[Data items]
=====

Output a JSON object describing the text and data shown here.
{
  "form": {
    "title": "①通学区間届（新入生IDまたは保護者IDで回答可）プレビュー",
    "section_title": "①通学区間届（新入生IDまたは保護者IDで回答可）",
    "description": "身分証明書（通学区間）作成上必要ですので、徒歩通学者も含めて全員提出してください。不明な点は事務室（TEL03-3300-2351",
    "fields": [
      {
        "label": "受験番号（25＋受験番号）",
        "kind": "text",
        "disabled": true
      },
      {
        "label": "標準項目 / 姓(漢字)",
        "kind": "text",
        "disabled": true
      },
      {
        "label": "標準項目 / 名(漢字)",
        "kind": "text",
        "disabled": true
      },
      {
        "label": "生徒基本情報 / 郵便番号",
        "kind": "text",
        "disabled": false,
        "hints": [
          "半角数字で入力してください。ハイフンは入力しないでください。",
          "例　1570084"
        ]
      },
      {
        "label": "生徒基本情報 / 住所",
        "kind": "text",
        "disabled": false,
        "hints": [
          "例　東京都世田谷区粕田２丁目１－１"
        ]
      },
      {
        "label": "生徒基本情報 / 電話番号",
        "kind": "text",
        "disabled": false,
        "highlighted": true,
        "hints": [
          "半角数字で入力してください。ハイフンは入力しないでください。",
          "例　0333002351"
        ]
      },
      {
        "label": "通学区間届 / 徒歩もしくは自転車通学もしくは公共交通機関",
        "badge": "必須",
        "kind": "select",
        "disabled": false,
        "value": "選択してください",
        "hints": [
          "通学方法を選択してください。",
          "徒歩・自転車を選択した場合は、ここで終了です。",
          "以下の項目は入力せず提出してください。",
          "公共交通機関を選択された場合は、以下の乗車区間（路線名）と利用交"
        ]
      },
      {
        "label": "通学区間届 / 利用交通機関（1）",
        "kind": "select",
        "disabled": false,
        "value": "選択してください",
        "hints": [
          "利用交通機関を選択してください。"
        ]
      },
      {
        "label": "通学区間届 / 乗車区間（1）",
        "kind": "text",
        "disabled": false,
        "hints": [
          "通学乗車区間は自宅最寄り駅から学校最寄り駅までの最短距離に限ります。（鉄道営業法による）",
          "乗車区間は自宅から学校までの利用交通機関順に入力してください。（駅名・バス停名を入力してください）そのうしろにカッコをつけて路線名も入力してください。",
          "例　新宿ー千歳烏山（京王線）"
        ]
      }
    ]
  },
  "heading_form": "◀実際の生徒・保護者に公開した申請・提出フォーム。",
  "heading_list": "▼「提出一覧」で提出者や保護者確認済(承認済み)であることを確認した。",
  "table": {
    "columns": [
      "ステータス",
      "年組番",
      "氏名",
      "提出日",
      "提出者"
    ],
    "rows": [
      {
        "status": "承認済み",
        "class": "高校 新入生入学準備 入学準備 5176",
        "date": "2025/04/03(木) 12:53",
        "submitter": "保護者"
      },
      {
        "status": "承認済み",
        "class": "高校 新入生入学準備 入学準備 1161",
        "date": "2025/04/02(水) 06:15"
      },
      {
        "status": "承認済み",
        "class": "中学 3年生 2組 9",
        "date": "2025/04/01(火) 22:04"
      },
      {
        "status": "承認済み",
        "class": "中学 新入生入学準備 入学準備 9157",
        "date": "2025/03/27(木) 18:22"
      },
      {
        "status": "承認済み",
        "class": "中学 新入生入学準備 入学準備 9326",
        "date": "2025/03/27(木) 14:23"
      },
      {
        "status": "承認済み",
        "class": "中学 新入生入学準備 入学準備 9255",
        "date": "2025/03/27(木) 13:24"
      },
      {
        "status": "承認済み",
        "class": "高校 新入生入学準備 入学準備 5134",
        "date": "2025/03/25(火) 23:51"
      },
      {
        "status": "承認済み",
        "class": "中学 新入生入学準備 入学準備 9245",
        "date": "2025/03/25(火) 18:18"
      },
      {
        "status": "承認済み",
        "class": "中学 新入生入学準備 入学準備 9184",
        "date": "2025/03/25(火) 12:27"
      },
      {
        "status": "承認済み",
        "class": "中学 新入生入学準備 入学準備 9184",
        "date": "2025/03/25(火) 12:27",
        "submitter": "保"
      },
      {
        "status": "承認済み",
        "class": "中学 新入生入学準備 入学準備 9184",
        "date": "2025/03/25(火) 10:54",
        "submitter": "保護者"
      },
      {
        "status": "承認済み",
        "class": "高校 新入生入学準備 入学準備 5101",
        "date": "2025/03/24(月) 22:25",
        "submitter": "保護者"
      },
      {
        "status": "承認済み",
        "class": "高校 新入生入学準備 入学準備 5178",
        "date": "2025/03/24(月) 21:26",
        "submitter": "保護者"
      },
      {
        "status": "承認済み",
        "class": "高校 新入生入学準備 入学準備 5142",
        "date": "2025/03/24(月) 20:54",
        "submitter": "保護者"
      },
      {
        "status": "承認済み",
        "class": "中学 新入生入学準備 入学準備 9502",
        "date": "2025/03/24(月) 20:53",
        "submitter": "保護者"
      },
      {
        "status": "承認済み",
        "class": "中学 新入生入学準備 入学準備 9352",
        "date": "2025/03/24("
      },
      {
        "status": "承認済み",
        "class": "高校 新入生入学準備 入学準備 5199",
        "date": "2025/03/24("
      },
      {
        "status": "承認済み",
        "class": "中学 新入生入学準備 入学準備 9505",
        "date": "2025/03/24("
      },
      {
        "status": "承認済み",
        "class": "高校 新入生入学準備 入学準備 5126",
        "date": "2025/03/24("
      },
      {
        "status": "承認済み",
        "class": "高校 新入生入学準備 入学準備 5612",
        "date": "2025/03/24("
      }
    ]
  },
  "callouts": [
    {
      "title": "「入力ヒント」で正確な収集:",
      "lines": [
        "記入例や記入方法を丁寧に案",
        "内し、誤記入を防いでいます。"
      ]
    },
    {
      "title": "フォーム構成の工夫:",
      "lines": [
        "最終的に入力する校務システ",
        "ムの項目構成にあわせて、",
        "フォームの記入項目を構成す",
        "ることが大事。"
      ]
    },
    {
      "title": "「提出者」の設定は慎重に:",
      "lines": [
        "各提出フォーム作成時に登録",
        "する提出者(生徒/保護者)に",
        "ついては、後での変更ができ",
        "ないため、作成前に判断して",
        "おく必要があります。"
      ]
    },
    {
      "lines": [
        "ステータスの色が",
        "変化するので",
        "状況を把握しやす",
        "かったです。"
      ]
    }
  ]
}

=====

## GIVEN PROBLEM
Copy out the lines in which the string "label" appears.

## TASK OUTPUT
        "label": "受験番号（25＋受験番号）",
        "label": "標準項目 / 姓(漢字)",
        "label": "標準項目 / 名(漢字)",
        "label": "生徒基本情報 / 郵便番号",
        "label": "生徒基本情報 / 住所",
        "label": "生徒基本情報 / 電話番号",
        "label": "通学区間届 / 徒歩もしくは自転車通学もしくは公共交通機関",
        "label": "通学区間届 / 利用交通機関（1）",
        "label": "通学区間届 / 乗車区間（1）",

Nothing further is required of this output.